_The problem_: Copy out each line of the items below that contains the string "压缩选项".

_Task material_:

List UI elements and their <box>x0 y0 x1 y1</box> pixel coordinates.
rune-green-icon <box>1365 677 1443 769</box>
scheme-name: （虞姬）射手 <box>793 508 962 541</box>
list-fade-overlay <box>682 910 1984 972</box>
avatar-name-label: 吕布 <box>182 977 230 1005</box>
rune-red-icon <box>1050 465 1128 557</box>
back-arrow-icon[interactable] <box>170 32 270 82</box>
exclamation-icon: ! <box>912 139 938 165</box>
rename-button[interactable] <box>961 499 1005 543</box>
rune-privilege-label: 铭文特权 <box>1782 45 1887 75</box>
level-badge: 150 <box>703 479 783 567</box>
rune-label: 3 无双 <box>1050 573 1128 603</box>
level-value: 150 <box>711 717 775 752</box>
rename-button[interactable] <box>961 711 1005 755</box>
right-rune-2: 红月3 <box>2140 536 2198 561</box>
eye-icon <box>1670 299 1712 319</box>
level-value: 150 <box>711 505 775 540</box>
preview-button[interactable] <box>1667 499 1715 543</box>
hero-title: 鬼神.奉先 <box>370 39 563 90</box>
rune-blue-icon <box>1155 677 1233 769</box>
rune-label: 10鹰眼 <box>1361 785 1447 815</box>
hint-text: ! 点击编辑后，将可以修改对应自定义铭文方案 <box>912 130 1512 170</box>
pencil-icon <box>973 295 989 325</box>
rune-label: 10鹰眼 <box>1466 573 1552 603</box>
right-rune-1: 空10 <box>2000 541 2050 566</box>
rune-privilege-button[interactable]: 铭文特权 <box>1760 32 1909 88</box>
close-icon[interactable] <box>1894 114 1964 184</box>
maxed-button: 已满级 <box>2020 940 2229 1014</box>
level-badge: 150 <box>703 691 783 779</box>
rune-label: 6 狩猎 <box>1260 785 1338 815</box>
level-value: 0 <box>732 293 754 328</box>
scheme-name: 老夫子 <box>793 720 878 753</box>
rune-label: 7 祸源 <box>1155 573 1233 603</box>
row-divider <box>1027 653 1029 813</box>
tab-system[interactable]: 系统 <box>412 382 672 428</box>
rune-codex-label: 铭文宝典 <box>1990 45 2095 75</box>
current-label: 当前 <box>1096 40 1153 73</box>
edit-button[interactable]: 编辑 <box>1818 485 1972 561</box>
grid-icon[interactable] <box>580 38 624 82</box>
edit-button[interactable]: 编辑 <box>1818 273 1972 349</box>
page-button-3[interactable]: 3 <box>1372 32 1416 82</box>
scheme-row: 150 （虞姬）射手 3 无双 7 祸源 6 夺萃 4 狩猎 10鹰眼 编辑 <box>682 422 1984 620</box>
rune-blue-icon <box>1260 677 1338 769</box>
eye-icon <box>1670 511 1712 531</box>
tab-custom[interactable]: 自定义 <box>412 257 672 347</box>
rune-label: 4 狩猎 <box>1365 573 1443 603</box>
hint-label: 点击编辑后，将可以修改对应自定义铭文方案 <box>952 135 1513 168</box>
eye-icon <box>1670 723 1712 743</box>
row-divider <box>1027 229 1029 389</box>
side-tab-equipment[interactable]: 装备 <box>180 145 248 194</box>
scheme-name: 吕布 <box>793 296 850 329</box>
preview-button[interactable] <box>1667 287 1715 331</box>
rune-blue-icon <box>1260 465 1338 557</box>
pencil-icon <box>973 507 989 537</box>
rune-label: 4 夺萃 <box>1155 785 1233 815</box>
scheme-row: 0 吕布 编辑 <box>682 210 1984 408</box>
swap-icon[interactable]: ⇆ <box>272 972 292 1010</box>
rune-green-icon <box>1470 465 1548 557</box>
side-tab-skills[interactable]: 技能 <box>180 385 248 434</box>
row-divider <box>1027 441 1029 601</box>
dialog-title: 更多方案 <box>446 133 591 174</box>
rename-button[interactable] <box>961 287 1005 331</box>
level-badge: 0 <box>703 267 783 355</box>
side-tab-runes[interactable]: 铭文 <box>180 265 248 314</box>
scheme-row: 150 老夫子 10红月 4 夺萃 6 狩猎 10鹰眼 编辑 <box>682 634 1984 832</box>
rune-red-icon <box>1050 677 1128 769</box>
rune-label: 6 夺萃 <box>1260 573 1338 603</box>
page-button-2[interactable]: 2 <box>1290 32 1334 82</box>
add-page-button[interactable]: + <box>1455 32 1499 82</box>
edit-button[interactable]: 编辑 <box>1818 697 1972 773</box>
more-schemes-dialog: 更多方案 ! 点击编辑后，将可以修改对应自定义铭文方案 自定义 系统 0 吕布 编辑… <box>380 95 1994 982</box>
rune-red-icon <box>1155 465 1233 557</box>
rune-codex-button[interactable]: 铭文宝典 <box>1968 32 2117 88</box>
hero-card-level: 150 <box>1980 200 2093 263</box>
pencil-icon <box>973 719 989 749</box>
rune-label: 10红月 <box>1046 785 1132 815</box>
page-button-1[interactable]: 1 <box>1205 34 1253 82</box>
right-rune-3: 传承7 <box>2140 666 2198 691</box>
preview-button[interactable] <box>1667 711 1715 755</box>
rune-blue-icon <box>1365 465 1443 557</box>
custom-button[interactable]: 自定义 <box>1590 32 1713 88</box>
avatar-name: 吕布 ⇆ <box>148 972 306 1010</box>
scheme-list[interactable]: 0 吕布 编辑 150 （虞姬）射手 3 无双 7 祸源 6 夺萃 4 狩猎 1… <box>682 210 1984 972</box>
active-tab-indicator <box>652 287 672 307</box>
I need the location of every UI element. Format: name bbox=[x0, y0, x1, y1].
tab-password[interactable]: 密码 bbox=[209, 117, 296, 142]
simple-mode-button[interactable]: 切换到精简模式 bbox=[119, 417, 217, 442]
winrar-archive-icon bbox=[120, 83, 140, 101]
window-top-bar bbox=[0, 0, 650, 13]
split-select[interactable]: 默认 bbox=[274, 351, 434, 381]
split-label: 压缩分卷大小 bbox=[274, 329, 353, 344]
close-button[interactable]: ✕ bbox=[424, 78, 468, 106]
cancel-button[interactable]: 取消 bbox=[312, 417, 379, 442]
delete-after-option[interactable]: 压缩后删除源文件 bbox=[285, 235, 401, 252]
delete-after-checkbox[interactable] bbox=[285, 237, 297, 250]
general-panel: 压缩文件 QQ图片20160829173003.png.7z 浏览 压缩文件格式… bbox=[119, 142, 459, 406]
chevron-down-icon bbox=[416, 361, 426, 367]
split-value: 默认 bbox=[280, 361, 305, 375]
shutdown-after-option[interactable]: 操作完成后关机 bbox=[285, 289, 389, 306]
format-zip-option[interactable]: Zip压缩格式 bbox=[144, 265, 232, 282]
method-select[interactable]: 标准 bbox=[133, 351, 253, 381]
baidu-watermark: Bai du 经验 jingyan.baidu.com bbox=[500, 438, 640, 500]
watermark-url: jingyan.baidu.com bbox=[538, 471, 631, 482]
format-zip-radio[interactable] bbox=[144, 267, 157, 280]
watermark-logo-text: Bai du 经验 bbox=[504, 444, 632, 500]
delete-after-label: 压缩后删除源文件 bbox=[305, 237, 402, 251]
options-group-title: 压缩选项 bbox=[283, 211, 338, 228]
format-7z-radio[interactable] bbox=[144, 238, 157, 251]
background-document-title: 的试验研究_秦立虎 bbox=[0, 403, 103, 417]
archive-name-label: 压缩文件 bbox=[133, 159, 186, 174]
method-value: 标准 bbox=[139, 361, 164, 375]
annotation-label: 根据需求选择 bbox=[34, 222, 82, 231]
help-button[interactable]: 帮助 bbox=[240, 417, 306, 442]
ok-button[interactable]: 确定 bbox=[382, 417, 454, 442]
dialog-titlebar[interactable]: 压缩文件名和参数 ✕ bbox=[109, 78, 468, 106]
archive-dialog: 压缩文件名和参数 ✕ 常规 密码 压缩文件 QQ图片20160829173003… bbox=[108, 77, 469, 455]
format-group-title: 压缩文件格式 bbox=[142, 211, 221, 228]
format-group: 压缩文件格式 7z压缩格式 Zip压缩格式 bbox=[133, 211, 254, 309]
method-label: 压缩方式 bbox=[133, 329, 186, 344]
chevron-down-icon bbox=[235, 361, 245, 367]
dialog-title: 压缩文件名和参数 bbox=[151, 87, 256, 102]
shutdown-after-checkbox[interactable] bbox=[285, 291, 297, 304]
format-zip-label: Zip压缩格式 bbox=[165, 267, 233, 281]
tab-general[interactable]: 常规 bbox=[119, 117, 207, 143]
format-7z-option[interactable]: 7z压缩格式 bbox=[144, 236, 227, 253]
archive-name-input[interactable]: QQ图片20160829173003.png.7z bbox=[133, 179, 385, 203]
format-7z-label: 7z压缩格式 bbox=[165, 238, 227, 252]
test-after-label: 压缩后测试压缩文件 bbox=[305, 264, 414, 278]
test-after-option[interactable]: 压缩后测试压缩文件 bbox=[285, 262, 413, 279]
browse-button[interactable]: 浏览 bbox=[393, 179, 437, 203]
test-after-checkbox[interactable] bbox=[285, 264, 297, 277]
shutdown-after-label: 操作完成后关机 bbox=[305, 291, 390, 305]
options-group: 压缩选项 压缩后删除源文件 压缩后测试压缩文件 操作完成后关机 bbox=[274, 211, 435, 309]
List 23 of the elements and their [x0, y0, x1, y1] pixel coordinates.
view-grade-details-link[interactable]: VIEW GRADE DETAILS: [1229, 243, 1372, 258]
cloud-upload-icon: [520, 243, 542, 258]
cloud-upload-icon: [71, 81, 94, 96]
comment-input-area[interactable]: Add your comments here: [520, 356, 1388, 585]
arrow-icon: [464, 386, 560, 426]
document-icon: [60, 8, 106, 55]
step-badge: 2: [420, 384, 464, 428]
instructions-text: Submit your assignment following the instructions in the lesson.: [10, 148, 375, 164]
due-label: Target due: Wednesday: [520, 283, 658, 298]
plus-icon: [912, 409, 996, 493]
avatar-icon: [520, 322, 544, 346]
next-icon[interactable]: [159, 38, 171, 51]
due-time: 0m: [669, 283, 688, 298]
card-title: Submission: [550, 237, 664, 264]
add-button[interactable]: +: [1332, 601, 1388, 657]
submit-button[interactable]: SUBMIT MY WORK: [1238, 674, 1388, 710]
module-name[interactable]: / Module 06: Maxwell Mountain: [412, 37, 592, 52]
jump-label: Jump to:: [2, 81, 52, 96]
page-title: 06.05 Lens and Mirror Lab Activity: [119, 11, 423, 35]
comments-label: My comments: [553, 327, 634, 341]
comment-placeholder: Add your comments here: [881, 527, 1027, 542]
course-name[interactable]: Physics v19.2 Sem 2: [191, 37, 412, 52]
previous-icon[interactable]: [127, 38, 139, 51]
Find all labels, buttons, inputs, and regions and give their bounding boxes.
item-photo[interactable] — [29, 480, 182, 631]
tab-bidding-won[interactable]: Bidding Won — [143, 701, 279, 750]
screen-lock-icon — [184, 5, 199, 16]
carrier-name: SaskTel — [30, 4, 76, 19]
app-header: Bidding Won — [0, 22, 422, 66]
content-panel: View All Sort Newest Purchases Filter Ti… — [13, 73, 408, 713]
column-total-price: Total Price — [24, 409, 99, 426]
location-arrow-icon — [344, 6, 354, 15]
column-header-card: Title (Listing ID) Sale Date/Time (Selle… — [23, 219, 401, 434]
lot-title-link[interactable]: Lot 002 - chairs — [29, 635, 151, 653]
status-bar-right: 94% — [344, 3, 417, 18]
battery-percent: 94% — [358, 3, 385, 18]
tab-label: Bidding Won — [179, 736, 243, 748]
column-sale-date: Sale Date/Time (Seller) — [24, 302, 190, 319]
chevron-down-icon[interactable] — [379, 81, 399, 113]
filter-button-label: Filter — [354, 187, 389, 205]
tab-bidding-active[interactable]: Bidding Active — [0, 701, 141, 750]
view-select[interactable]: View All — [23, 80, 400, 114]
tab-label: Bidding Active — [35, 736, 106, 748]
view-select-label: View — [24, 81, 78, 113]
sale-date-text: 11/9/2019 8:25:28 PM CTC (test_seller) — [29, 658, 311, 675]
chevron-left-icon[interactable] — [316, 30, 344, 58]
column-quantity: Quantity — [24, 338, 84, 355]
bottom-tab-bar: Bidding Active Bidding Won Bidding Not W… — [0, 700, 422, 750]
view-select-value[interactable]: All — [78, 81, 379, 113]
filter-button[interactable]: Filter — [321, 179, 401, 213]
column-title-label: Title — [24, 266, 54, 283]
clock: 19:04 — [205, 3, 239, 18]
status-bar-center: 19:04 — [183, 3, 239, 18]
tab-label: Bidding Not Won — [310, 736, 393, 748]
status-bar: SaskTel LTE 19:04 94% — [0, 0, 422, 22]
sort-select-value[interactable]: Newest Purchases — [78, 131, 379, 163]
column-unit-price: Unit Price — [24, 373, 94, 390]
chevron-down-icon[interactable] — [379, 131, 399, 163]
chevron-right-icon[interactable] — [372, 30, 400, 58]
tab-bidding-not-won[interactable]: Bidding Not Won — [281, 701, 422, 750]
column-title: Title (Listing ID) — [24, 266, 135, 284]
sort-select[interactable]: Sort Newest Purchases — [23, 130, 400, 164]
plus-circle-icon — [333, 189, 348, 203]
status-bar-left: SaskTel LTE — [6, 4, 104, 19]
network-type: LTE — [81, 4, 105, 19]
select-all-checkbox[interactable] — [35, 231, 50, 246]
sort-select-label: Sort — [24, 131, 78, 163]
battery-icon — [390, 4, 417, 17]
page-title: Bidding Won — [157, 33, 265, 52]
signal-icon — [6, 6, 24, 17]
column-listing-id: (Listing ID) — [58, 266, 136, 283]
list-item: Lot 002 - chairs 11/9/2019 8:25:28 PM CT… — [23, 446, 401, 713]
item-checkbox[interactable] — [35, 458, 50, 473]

_Solution below_:
options-group-title: 压缩选项 bbox=[283, 211, 338, 228]
options-group: 压缩选项 压缩后删除源文件 压缩后测试压缩文件 操作完成后关机 bbox=[274, 211, 435, 309]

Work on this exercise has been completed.